Records shown:
+-------+

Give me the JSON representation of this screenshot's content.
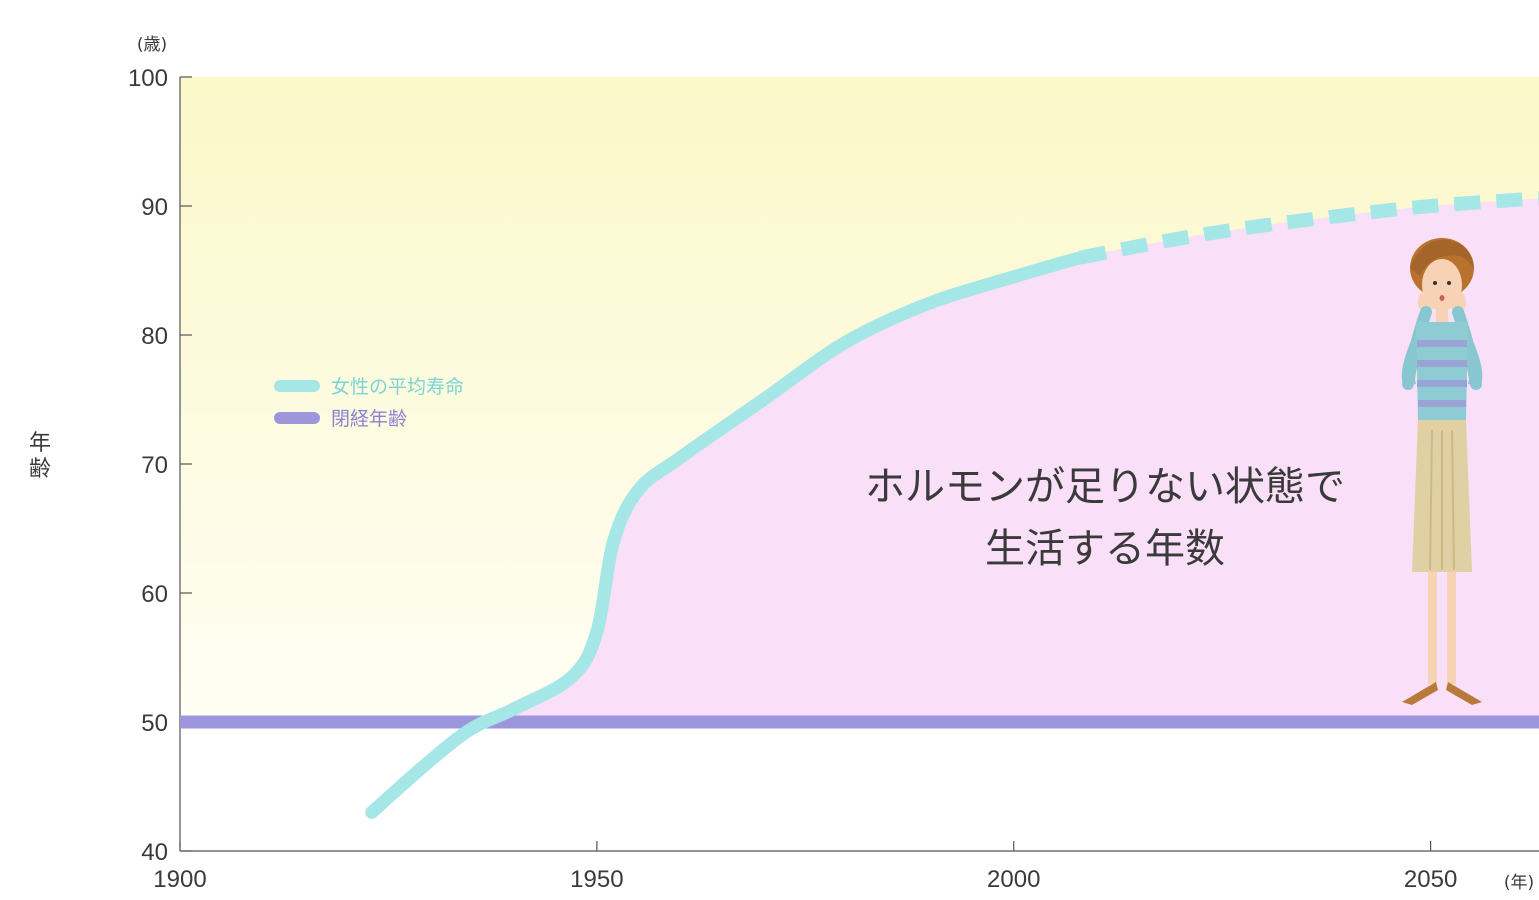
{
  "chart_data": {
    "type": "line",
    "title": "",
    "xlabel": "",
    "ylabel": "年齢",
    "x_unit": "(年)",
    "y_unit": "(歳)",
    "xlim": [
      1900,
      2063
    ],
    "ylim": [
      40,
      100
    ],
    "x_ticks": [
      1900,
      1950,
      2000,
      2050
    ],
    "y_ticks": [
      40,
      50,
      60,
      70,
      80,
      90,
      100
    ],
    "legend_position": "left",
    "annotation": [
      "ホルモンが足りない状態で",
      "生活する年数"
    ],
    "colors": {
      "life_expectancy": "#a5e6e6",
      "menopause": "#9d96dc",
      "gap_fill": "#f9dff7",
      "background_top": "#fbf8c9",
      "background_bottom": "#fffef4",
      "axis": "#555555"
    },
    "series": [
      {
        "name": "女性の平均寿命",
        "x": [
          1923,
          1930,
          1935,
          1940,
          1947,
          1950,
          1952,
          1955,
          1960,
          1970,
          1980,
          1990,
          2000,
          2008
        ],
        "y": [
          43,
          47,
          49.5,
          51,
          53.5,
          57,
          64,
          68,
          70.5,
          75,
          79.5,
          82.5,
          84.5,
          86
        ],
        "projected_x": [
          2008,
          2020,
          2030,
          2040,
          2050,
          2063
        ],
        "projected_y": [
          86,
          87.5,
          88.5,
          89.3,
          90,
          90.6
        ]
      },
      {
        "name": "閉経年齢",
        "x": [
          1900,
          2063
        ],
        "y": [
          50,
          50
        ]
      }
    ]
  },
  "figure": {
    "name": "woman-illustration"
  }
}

+-------+

Exercise: Quote the material exactly. Pictures stay out.

Task result:
Give me the JSON representation of this screenshot's content.
{
  "chart_data": {
    "type": "line",
    "title": "",
    "xlabel": "",
    "ylabel": "年齢",
    "x_unit": "(年)",
    "y_unit": "(歳)",
    "xlim": [
      1900,
      2063
    ],
    "ylim": [
      40,
      100
    ],
    "x_ticks": [
      1900,
      1950,
      2000,
      2050
    ],
    "y_ticks": [
      40,
      50,
      60,
      70,
      80,
      90,
      100
    ],
    "legend_position": "left",
    "annotation": [
      "ホルモンが足りない状態で",
      "生活する年数"
    ],
    "colors": {
      "life_expectancy": "#a5e6e6",
      "menopause": "#9d96dc",
      "gap_fill": "#f9dff7",
      "background_top": "#fbf8c9",
      "background_bottom": "#fffef4",
      "axis": "#555555"
    },
    "series": [
      {
        "name": "女性の平均寿命",
        "x": [
          1923,
          1930,
          1935,
          1940,
          1947,
          1950,
          1952,
          1955,
          1960,
          1970,
          1980,
          1990,
          2000,
          2008
        ],
        "y": [
          43,
          47,
          49.5,
          51,
          53.5,
          57,
          64,
          68,
          70.5,
          75,
          79.5,
          82.5,
          84.5,
          86
        ],
        "projected_x": [
          2008,
          2020,
          2030,
          2040,
          2050,
          2063
        ],
        "projected_y": [
          86,
          87.5,
          88.5,
          89.3,
          90,
          90.6
        ]
      },
      {
        "name": "閉経年齢",
        "x": [
          1900,
          2063
        ],
        "y": [
          50,
          50
        ]
      }
    ]
  },
  "figure": {
    "name": "woman-illustration"
  }
}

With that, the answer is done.